- SHORT PROBLEM -
Give back the full material, exactly as it reads.

- SUPPLIED ENTRIES -
§
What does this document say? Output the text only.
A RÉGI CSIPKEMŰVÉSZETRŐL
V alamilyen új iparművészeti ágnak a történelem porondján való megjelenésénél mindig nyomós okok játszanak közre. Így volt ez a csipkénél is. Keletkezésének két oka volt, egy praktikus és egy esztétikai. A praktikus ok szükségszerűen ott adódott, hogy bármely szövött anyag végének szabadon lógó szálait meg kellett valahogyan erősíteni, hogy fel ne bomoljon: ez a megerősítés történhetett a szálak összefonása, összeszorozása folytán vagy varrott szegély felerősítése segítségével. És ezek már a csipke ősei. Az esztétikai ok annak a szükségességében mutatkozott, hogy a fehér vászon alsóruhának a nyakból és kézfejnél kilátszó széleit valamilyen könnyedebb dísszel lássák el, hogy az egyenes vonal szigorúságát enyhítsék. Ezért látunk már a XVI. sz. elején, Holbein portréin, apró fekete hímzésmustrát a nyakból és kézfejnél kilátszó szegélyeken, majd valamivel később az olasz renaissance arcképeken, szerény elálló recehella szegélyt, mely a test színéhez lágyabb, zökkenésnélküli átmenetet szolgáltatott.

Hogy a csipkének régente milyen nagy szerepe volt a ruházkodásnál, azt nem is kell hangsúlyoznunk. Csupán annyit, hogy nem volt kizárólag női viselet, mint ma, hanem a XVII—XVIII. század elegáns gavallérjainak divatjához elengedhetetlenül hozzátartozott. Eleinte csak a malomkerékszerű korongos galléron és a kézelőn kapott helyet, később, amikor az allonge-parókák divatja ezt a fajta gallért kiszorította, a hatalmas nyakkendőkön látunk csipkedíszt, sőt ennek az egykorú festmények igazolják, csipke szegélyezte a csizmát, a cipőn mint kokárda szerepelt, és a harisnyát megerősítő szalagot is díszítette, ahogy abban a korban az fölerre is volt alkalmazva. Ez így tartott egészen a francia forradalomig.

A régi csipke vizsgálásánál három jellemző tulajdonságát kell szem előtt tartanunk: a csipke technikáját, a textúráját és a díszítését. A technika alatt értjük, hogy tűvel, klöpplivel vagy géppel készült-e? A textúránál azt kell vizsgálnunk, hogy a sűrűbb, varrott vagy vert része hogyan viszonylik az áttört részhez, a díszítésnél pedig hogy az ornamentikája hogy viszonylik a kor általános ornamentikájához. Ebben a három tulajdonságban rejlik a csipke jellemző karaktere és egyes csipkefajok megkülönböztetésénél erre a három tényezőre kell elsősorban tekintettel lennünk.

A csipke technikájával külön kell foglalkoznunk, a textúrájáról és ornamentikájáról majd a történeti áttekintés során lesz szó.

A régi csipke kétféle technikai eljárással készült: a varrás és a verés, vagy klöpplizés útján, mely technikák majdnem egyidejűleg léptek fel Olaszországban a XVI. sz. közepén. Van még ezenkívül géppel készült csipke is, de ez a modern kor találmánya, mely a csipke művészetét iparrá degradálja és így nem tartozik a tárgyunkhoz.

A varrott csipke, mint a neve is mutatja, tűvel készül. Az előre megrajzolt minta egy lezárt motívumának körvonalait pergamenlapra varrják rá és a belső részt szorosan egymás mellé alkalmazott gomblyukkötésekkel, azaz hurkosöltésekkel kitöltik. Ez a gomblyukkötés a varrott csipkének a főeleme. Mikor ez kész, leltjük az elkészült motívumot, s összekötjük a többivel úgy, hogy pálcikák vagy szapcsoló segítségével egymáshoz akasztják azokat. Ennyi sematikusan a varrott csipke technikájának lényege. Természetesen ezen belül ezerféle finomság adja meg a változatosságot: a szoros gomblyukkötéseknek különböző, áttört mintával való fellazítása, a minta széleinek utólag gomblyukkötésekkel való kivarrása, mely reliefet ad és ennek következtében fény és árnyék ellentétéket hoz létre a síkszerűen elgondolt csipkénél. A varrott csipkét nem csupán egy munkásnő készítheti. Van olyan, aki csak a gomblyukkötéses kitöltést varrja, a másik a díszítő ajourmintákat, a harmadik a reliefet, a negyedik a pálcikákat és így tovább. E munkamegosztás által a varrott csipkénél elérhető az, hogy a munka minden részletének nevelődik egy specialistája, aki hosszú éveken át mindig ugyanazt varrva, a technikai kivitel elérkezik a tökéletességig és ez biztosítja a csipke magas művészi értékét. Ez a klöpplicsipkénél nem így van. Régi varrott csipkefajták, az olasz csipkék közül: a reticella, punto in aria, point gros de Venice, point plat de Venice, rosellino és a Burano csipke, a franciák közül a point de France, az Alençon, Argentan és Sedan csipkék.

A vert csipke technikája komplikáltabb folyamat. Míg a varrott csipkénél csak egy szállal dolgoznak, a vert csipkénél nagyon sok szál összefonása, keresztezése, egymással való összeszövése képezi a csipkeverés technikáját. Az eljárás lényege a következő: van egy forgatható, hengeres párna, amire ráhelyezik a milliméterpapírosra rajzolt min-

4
§
- COMPLETED EXERCISE -
What does this document say? Output the text only.
A RÉGI CSIPKEMŰVÉSZETRŐL
V alamilyen új iparművészeti ágnak a történelem porondján való megjelenésénél mindig nyomós okok játszanak közre. Így volt ez a csipkénél is. Keletkezésének két oka volt, egy praktikus és egy esztétikai. A praktikus ok szükségszerűen ott adódott, hogy bármely szövött anyag végének szabadon lógó szálait meg kellett valahogyan erősíteni, hogy fel ne bomoljon: ez a megerősítés történhetett a szálak összefonása, összeszorozása folytán vagy varrott szegély felerősítése segítségével. És ezek már a csipke ősei. Az esztétikai ok annak a szükségességében mutatkozott, hogy a fehér vászon alsóruhának a nyakból és kézfejnél kilátszó széleit valamilyen könnyedebb dísszel lássák el, hogy az egyenes vonal szigorúságát enyhítsék. Ezért látunk már a XVI. sz. elején, Holbein portréin, apró fekete hímzésmustrát a nyakból és kézfejnél kilátszó szegélyeken, majd valamivel később az olasz renaissance arcképeken, szerény elálló recehella szegélyt, mely a test színéhez lágyabb, zökkenésnélküli átmenetet szolgáltatott.

Hogy a csipkének régente milyen nagy szerepe volt a ruházkodásnál, azt nem is kell hangsúlyoznunk. Csupán annyit, hogy nem volt kizárólag női viselet, mint ma, hanem a XVII—XVIII. század elegáns gavallérjainak divatjához elengedhetetlenül hozzátartozott. Eleinte csak a malomkerékszerű korongos galléron és a kézelőn kapott helyet, később, amikor az allonge-parókák divatja ezt a fajta gallért kiszorította, a hatalmas nyakkendőkön látunk csipkedíszt, sőt ennek az egykorú festmények igazolják, csipke szegélyezte a csizmát, a cipőn mint kokárda szerepelt, és a harisnyát megerősítő szalagot is díszítette, ahogy abban a korban az fölerre is volt alkalmazva. Ez így tartott egészen a francia forradalomig.

A régi csipke vizsgálásánál három jellemző tulajdonságát kell szem előtt tartanunk: a csipke technikáját, a textúráját és a díszítését. A technika alatt értjük, hogy tűvel, klöpplivel vagy géppel készült-e? A textúránál azt kell vizsgálnunk, hogy a sűrűbb, varrott vagy vert része hogyan viszonylik az áttört részhez, a díszítésnél pedig hogy az ornamentikája hogy viszonylik a kor általános ornamentikájához. Ebben a három tulajdonságban rejlik a csipke jellemző karaktere és egyes csipkefajok megkülönböztetésénél erre a három tényezőre kell elsősorban tekintettel lennünk.

A csipke technikájával külön kell foglalkoznunk, a textúrájáról és ornamentikájáról majd a történeti áttekintés során lesz szó.

A régi csipke kétféle technikai eljárással készült: a varrás és a verés, vagy klöpplizés útján, mely technikák majdnem egyidejűleg léptek fel Olaszországban a XVI. sz. közepén. Van még ezenkívül géppel készült csipke is, de ez a modern kor találmánya, mely a csipke művészetét iparrá degradálja és így nem tartozik a tárgyunkhoz.

A varrott csipke, mint a neve is mutatja, tűvel készül. Az előre megrajzolt minta egy lezárt motívumának körvonalait pergamenlapra varrják rá és a belső részt szorosan egymás mellé alkalmazott gomblyukkötésekkel, azaz hurkosöltésekkel kitöltik. Ez a gomblyukkötés a varrott csipkének a főeleme. Mikor ez kész, leltjük az elkészült motívumot, s összekötjük a többivel úgy, hogy pálcikák vagy szapcsoló segítségével egymáshoz akasztják azokat. Ennyi sematikusan a varrott csipke technikájának lényege. Természetesen ezen belül ezerféle finomság adja meg a változatosságot: a szoros gomblyukkötéseknek különböző, áttört mintával való fellazítása, a minta széleinek utólag gomblyukkötésekkel való kivarrása, mely reliefet ad és ennek következtében fény és árnyék ellentétéket hoz létre a síkszerűen elgondolt csipkénél. A varrott csipkét nem csupán egy munkásnő készítheti. Van olyan, aki csak a gomblyukkötéses kitöltést varrja, a másik a díszítő ajourmintákat, a harmadik a reliefet, a negyedik a pálcikákat és így tovább. E munkamegosztás által a varrott csipkénél elérhető az, hogy a munka minden részletének nevelődik egy specialistája, aki hosszú éveken át mindig ugyanazt varrva, a technikai kivitel elérkezik a tökéletességig és ez biztosítja a csipke magas művészi értékét. Ez a klöpplicsipkénél nem így van. Régi varrott csipkefajták, az olasz csipkék közül: a reticella, punto in aria, point gros de Venice, point plat de Venice, rosellino és a Burano csipke, a franciák közül a point de France, az Alençon, Argentan és Sedan csipkék.

A vert csipke technikája komplikáltabb folyamat. Míg a varrott csipkénél csak egy szállal dolgoznak, a vert csipkénél nagyon sok szál összefonása, keresztezése, egymással való összeszövése képezi a csipkeverés technikáját. Az eljárás lényege a következő: van egy forgatható, hengeres párna, amire ráhelyezik a milliméterpapírosra rajzolt min-

4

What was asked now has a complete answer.